Segment Start: Page extract

6. Let’s talk about Faceless. The heroine goes through a horrible trauma with catastrophic results. A lot of the story happens in a hospital room. Did you have to conduct any special research in dermatology or burn victims before writing this story?
The first piece of research I read for Faceless was an article my editor gave me from a February 2012 edition of The New Yorker about a full face transplant. I’m pretty sure I underlined more of the article than I left blank! My favorite line came from a plastic surgeon, who explained that while other surgeons made you well by taking you apart — by cutting out the parts of you that are no longer functional, that are diseased, that have turned toxic — plastic surgeons make you well by putting you back together. (Of course, a version of that explanation made its way into Faceless.)
But that article was just the beginning. Soon, I was making lists of questions for very nice doctor-friends and friends-of-friends to answer. I don’t think I fully appreciated how specialised this branch of medicine was until I began my research: more than a few of the doctors I talked to didn’t even know that a face transplant was a real procedure. They thought it was something I’d made up, or at least an idea I’d gotten from a movie.
7. Teen friendships in movies, books and TV are often fraught with tension, backstabbing and gossip. While Maisie does come across some snide remarks and gossip upon her return to school, she has some strong, positive friendships to keep her on track. How important was it to you to include these positive friendships in the tale?
Very important! I wanted Maisie to have true friends and allies; hers is such a difficult story and her friends — especially Serena and Adam — are some of the few bright spots. I think we talk a lot about toxic friendships, especially between girls — and of course, it’s very important to talk about those relationships, because they can be really damaging — but it’s almost important to talk about the friendships that stand the test of time and get us through the rough patches in our lives, about girls and women who support each other instead of turning against one another.
8. Did you come across any writer’s block while writing Faceless? If so, how did you overcome it?
My number one cure for writer’s block is reading. There are a few writers whose work always inspires me. Whenever I’m feeling blocked, I pick up a book by one of my favorite writers (Alice Hoffman, Joan Didion, Ernest Hemingway … it’s a long list!) and before long, I’m back at my computer, typing up notes for my story.
“I think we talk a lot about toxic friendships, especially between girls — and of course, it’s very important to talk about those relationships, because they can be really damaging — but it’s almost important to talk about the friendships that stand the test of time and get us through the rough patches in our lives …”
9. If you were ever to meet one of the characters in the book, who would you like it to be and why?
No offense to Maisie, but I think my favorite character in Faceless is Serena, Maisie’s best friend. (Though Adam and Marnie are close seconds.) Serena just exudes positive energy, and she’s such a loving and loyal friend — the kind of person I’d love to have in my life!
10. Can you give us a sneak peak into what you’re currently working on and what’s in store for all of your readers?
I have a few ideas percolating at the moment — I’m honestly not sure what’s going to come next! I’m also wrapping up the second book in a series I co-author with the lovely and talented Paige McKenzie called The Haunting of Sunshine Girl. The second book in the series, The Awakening of Sunshine Girl, publishes soon. We can’t wait for fans to read it!
Faceless is published by Chicken House and available now.

Segment End: Page extract

• **Tasks**:
**a.** According to the Faceless interview, what was the first piece of research read for the book?
**b.** Retype the Faceless interview, everything from "8. Did you come" down to "for my story.".

Segment Start: Given records

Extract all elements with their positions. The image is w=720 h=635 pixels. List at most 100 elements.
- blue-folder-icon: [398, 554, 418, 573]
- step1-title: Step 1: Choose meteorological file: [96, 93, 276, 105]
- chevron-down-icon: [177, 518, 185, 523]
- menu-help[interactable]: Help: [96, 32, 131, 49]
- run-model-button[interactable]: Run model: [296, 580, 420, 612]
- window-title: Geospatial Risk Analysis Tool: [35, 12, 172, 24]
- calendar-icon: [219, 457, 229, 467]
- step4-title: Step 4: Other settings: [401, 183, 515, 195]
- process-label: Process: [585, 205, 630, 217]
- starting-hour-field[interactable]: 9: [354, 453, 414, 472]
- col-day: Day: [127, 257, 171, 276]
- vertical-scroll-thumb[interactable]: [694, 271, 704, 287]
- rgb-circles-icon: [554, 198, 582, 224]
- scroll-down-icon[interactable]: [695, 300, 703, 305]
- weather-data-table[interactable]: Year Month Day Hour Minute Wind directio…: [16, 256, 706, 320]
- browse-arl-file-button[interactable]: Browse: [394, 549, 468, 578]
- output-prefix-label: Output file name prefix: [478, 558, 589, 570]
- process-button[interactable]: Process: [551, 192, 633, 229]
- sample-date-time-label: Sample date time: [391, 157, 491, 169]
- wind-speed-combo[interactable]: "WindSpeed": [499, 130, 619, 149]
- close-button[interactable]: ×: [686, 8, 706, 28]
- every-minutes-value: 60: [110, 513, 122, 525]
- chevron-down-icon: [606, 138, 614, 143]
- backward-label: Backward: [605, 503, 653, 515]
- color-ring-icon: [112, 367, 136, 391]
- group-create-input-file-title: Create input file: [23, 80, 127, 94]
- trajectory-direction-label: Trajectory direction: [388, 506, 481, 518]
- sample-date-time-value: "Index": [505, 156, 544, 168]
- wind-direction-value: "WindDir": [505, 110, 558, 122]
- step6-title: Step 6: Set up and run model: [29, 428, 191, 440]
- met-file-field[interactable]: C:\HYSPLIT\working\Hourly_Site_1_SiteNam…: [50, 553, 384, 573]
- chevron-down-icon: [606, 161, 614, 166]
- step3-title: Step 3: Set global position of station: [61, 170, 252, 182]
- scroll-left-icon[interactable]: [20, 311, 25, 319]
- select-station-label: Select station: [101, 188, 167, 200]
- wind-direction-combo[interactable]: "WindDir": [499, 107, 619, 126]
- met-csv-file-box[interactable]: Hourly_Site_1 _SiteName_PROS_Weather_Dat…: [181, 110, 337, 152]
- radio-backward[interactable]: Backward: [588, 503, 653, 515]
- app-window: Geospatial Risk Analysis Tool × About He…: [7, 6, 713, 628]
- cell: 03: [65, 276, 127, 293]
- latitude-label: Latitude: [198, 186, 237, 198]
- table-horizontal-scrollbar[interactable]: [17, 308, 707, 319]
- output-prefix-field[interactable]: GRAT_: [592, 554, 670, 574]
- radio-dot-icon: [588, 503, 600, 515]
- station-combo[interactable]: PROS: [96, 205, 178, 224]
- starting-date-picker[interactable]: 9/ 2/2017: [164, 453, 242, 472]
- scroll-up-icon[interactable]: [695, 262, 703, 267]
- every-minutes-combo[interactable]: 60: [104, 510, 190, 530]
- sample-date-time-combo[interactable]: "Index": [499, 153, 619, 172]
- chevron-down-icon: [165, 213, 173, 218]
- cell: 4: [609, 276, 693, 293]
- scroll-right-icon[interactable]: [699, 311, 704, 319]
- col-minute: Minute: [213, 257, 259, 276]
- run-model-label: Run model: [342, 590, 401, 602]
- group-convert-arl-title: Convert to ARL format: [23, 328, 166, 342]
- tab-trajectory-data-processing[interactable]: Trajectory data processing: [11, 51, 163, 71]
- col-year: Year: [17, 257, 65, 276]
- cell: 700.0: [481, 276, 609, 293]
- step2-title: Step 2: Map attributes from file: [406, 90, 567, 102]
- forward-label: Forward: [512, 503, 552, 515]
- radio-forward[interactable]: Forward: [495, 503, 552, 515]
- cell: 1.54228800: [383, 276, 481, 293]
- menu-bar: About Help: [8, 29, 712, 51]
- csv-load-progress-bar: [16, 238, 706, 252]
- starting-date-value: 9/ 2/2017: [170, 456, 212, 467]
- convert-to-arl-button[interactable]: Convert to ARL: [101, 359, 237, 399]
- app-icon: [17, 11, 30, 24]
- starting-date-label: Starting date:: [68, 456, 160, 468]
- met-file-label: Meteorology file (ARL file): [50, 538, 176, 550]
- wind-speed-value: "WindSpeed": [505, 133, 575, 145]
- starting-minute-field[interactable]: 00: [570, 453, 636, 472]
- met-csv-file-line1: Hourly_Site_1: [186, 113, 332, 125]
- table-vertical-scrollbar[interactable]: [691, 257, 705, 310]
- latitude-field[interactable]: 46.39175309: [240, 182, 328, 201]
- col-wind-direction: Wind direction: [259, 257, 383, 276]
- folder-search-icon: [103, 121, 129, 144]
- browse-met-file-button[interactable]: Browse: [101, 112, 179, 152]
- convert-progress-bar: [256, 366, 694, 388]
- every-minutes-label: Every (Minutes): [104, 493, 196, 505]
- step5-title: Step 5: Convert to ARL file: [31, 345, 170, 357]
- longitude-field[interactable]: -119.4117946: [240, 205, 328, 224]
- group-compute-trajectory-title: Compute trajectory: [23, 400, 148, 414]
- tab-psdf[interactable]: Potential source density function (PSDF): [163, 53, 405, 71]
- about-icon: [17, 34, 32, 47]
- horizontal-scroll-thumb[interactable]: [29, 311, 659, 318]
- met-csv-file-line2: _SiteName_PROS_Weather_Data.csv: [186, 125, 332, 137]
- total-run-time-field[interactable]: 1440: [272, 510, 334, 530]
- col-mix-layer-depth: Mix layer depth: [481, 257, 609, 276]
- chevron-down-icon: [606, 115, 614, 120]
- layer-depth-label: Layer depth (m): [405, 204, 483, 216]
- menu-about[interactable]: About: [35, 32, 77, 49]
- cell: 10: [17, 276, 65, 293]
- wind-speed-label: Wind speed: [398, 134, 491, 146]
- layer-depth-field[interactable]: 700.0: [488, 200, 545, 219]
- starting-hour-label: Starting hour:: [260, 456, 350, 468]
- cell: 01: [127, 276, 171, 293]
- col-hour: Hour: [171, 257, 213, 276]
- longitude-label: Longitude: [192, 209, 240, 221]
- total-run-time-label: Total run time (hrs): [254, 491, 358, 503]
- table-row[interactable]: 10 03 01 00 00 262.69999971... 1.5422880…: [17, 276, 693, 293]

Segment End: Given records

• **Solutions by task**:
**a.** An article from a February 2012 edition of The New Yorker about a full face transplant.

**b.**
8. Did you come across any writer’s block while writing Faceless? If so, how did you overcome it?
My number one cure for writer’s block is reading. There are a few writers whose work always inspires me. Whenever I’m feeling blocked, I pick up a book by one of my favorite writers (Alice Hoffman, Joan Didion, Ernest Hemingway … it’s a long list!) and before long, I’m back at my computer, typing up notes for my story.